===== Input =====

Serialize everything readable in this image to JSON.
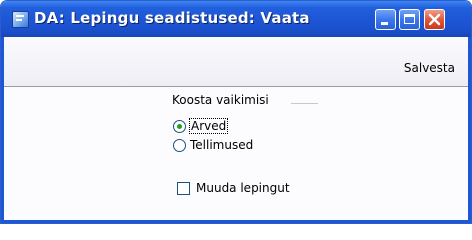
{
  "window": {
    "title": "DA: Lepingu seadistused: Vaata",
    "icon": "document-window-icon",
    "controls": [
      "minimize-icon",
      "maximize-icon",
      "close-icon"
    ]
  },
  "toolbar": {
    "save_label": "Salvesta"
  },
  "form": {
    "group_label": "Koosta vaikimisi",
    "options": [
      {
        "label": "Arved",
        "selected": true
      },
      {
        "label": "Tellimused",
        "selected": false
      }
    ],
    "checkbox": {
      "label": "Muuda lepingut",
      "checked": false
    }
  },
  "colors": {
    "titlebar": "#1d56d6",
    "close_button": "#e0573a",
    "radio_dot": "#21a121"
  }
}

=====

● **Problem**
In the entries above, locate every line with the word "icon" and copy it.

● **The completed task**
    "icon": "document-window-icon",
      "minimize-icon",
      "maximize-icon",
      "close-icon"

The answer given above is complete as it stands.